(Records from a data source)
◆ ◆ ◆
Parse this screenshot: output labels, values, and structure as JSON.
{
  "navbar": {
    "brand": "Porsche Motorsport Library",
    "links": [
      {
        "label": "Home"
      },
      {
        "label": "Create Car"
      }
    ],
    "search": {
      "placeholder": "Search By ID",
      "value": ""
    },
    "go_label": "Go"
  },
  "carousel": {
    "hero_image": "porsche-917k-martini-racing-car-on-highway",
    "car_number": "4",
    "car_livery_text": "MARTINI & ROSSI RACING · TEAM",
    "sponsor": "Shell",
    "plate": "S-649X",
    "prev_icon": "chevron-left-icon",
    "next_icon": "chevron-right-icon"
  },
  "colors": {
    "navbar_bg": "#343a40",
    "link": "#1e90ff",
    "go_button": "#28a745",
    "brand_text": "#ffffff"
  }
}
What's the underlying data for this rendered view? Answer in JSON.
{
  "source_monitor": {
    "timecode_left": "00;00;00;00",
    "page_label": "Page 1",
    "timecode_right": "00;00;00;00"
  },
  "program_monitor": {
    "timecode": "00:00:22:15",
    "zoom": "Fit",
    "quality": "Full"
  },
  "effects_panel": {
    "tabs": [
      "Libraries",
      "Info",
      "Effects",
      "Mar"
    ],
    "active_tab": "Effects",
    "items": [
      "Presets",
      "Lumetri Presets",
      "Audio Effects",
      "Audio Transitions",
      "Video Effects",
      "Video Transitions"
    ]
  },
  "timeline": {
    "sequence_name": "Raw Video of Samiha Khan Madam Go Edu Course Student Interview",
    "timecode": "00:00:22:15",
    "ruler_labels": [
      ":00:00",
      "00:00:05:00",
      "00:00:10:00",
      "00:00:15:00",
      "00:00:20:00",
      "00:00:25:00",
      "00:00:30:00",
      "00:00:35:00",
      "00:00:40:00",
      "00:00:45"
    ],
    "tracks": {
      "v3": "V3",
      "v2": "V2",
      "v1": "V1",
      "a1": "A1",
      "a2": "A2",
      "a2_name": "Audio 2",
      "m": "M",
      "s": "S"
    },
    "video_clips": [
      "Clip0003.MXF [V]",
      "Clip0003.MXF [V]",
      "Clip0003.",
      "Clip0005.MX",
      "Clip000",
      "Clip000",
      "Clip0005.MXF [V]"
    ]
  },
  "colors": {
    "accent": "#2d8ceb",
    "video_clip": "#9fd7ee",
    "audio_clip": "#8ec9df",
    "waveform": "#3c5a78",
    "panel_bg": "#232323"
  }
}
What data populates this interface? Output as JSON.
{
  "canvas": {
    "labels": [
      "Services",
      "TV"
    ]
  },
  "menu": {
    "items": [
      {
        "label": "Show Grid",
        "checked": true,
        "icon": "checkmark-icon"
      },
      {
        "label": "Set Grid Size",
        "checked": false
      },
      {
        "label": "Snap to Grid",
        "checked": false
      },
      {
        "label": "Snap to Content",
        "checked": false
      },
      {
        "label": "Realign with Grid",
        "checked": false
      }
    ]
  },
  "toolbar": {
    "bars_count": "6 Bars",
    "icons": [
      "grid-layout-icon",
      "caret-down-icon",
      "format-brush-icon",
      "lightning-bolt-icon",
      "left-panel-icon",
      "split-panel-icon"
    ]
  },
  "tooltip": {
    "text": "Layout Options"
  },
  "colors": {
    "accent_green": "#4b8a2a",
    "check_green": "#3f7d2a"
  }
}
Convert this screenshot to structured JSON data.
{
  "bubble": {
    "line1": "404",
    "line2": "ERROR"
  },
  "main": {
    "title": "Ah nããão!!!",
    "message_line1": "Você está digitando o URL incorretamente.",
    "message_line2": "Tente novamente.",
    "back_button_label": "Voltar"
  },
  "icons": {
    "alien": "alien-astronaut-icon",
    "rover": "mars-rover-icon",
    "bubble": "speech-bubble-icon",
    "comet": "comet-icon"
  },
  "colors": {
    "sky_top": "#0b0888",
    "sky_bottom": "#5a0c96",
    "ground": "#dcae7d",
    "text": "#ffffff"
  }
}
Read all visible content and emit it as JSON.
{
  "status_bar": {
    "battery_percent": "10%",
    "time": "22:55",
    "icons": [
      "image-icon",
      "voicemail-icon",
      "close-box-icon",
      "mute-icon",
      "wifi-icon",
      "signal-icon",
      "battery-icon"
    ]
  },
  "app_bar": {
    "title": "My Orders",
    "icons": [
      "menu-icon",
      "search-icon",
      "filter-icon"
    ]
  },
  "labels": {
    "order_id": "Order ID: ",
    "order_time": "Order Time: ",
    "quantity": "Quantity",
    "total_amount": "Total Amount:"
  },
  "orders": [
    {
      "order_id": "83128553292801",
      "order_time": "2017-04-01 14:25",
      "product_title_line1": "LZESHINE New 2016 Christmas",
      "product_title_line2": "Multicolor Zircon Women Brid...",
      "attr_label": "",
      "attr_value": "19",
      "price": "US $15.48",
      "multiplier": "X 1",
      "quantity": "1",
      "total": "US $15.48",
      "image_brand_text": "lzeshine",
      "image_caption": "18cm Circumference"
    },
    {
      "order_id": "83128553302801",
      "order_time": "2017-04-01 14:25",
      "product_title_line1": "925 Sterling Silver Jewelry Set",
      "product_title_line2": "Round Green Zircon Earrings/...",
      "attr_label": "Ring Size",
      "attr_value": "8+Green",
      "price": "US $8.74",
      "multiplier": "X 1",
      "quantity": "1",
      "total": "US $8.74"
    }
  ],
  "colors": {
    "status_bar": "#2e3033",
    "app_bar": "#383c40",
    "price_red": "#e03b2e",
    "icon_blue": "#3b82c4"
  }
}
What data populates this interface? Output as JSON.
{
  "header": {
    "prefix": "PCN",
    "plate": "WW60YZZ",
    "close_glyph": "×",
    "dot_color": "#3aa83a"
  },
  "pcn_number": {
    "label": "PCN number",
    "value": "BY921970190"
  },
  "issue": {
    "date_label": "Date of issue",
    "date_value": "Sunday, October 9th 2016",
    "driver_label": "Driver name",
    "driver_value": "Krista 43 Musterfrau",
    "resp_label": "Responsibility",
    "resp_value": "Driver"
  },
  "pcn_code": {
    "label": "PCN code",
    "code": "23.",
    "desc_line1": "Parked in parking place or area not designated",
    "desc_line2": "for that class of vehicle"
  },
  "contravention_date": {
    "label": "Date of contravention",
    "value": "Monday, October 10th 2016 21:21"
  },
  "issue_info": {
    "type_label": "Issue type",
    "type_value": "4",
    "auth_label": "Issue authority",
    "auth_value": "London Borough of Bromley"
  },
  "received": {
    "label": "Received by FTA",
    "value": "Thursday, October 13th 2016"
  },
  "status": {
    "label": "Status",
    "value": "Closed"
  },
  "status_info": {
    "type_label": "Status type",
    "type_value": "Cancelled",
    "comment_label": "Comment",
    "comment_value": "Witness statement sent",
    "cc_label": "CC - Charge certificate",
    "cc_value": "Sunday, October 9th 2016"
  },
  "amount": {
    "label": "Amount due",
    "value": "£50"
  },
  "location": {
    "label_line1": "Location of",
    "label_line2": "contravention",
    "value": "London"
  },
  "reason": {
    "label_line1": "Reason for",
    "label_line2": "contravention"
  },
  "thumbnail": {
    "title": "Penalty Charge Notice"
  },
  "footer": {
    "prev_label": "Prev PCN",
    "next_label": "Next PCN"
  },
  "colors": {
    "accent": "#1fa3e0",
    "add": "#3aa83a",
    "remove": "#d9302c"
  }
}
◆ ◆ ◆
— What is asked —
Return each line of the data exactly as written above.

— Final result —
Parse this screenshot: output labels, values, and structure as JSON.
{
  "navbar": {
    "brand": "Porsche Motorsport Library",
    "links": [
      {
        "label": "Home"
      },
      {
        "label": "Create Car"
      }
    ],
    "search": {
      "placeholder": "Search By ID",
      "value": ""
    },
    "go_label": "Go"
  },
  "carousel": {
    "hero_image": "porsche-917k-martini-racing-car-on-highway",
    "car_number": "4",
    "car_livery_text": "MARTINI & ROSSI RACING · TEAM",
    "sponsor": "Shell",
    "plate": "S-649X",
    "prev_icon": "chevron-left-icon",
    "next_icon": "chevron-right-icon"
  },
  "colors": {
    "navbar_bg": "#343a40",
    "link": "#1e90ff",
    "go_button": "#28a745",
    "brand_text": "#ffffff"
  }
}
What's the underlying data for this rendered view? Answer in JSON.
{
  "source_monitor": {
    "timecode_left": "00;00;00;00",
    "page_label": "Page 1",
    "timecode_right": "00;00;00;00"
  },
  "program_monitor": {
    "timecode": "00:00:22:15",
    "zoom": "Fit",
    "quality": "Full"
  },
  "effects_panel": {
    "tabs": [
      "Libraries",
      "Info",
      "Effects",
      "Mar"
    ],
    "active_tab": "Effects",
    "items": [
      "Presets",
      "Lumetri Presets",
      "Audio Effects",
      "Audio Transitions",
      "Video Effects",
      "Video Transitions"
    ]
  },
  "timeline": {
    "sequence_name": "Raw Video of Samiha Khan Madam Go Edu Course Student Interview",
    "timecode": "00:00:22:15",
    "ruler_labels": [
      ":00:00",
      "00:00:05:00",
      "00:00:10:00",
      "00:00:15:00",
      "00:00:20:00",
      "00:00:25:00",
      "00:00:30:00",
      "00:00:35:00",
      "00:00:40:00",
      "00:00:45"
    ],
    "tracks": {
      "v3": "V3",
      "v2": "V2",
      "v1": "V1",
      "a1": "A1",
      "a2": "A2",
      "a2_name": "Audio 2",
      "m": "M",
      "s": "S"
    },
    "video_clips": [
      "Clip0003.MXF [V]",
      "Clip0003.MXF [V]",
      "Clip0003.",
      "Clip0005.MX",
      "Clip000",
      "Clip000",
      "Clip0005.MXF [V]"
    ]
  },
  "colors": {
    "accent": "#2d8ceb",
    "video_clip": "#9fd7ee",
    "audio_clip": "#8ec9df",
    "waveform": "#3c5a78",
    "panel_bg": "#232323"
  }
}
What data populates this interface? Output as JSON.
{
  "canvas": {
    "labels": [
      "Services",
      "TV"
    ]
  },
  "menu": {
    "items": [
      {
        "label": "Show Grid",
        "checked": true,
        "icon": "checkmark-icon"
      },
      {
        "label": "Set Grid Size",
        "checked": false
      },
      {
        "label": "Snap to Grid",
        "checked": false
      },
      {
        "label": "Snap to Content",
        "checked": false
      },
      {
        "label": "Realign with Grid",
        "checked": false
      }
    ]
  },
  "toolbar": {
    "bars_count": "6 Bars",
    "icons": [
      "grid-layout-icon",
      "caret-down-icon",
      "format-brush-icon",
      "lightning-bolt-icon",
      "left-panel-icon",
      "split-panel-icon"
    ]
  },
  "tooltip": {
    "text": "Layout Options"
  },
  "colors": {
    "accent_green": "#4b8a2a",
    "check_green": "#3f7d2a"
  }
}
Convert this screenshot to structured JSON data.
{
  "bubble": {
    "line1": "404",
    "line2": "ERROR"
  },
  "main": {
    "title": "Ah nããão!!!",
    "message_line1": "Você está digitando o URL incorretamente.",
    "message_line2": "Tente novamente.",
    "back_button_label": "Voltar"
  },
  "icons": {
    "alien": "alien-astronaut-icon",
    "rover": "mars-rover-icon",
    "bubble": "speech-bubble-icon",
    "comet": "comet-icon"
  },
  "colors": {
    "sky_top": "#0b0888",
    "sky_bottom": "#5a0c96",
    "ground": "#dcae7d",
    "text": "#ffffff"
  }
}
Read all visible content and emit it as JSON.
{
  "status_bar": {
    "battery_percent": "10%",
    "time": "22:55",
    "icons": [
      "image-icon",
      "voicemail-icon",
      "close-box-icon",
      "mute-icon",
      "wifi-icon",
      "signal-icon",
      "battery-icon"
    ]
  },
  "app_bar": {
    "title": "My Orders",
    "icons": [
      "menu-icon",
      "search-icon",
      "filter-icon"
    ]
  },
  "labels": {
    "order_id": "Order ID: ",
    "order_time": "Order Time: ",
    "quantity": "Quantity",
    "total_amount": "Total Amount:"
  },
  "orders": [
    {
      "order_id": "83128553292801",
      "order_time": "2017-04-01 14:25",
      "product_title_line1": "LZESHINE New 2016 Christmas",
      "product_title_line2": "Multicolor Zircon Women Brid...",
      "attr_label": "",
      "attr_value": "19",
      "price": "US $15.48",
      "multiplier": "X 1",
      "quantity": "1",
      "total": "US $15.48",
      "image_brand_text": "lzeshine",
      "image_caption": "18cm Circumference"
    },
    {
      "order_id": "83128553302801",
      "order_time": "2017-04-01 14:25",
      "product_title_line1": "925 Sterling Silver Jewelry Set",
      "product_title_line2": "Round Green Zircon Earrings/...",
      "attr_label": "Ring Size",
      "attr_value": "8+Green",
      "price": "US $8.74",
      "multiplier": "X 1",
      "quantity": "1",
      "total": "US $8.74"
    }
  ],
  "colors": {
    "status_bar": "#2e3033",
    "app_bar": "#383c40",
    "price_red": "#e03b2e",
    "icon_blue": "#3b82c4"
  }
}
What data populates this interface? Output as JSON.
{
  "header": {
    "prefix": "PCN",
    "plate": "WW60YZZ",
    "close_glyph": "×",
    "dot_color": "#3aa83a"
  },
  "pcn_number": {
    "label": "PCN number",
    "value": "BY921970190"
  },
  "issue": {
    "date_label": "Date of issue",
    "date_value": "Sunday, October 9th 2016",
    "driver_label": "Driver name",
    "driver_value": "Krista 43 Musterfrau",
    "resp_label": "Responsibility",
    "resp_value": "Driver"
  },
  "pcn_code": {
    "label": "PCN code",
    "code": "23.",
    "desc_line1": "Parked in parking place or area not designated",
    "desc_line2": "for that class of vehicle"
  },
  "contravention_date": {
    "label": "Date of contravention",
    "value": "Monday, October 10th 2016 21:21"
  },
  "issue_info": {
    "type_label": "Issue type",
    "type_value": "4",
    "auth_label": "Issue authority",
    "auth_value": "London Borough of Bromley"
  },
  "received": {
    "label": "Received by FTA",
    "value": "Thursday, October 13th 2016"
  },
  "status": {
    "label": "Status",
    "value": "Closed"
  },
  "status_info": {
    "type_label": "Status type",
    "type_value": "Cancelled",
    "comment_label": "Comment",
    "comment_value": "Witness statement sent",
    "cc_label": "CC - Charge certificate",
    "cc_value": "Sunday, October 9th 2016"
  },
  "amount": {
    "label": "Amount due",
    "value": "£50"
  },
  "location": {
    "label_line1": "Location of",
    "label_line2": "contravention",
    "value": "London"
  },
  "reason": {
    "label_line1": "Reason for",
    "label_line2": "contravention"
  },
  "thumbnail": {
    "title": "Penalty Charge Notice"
  },
  "footer": {
    "prev_label": "Prev PCN",
    "next_label": "Next PCN"
  },
  "colors": {
    "accent": "#1fa3e0",
    "add": "#3aa83a",
    "remove": "#d9302c"
  }
}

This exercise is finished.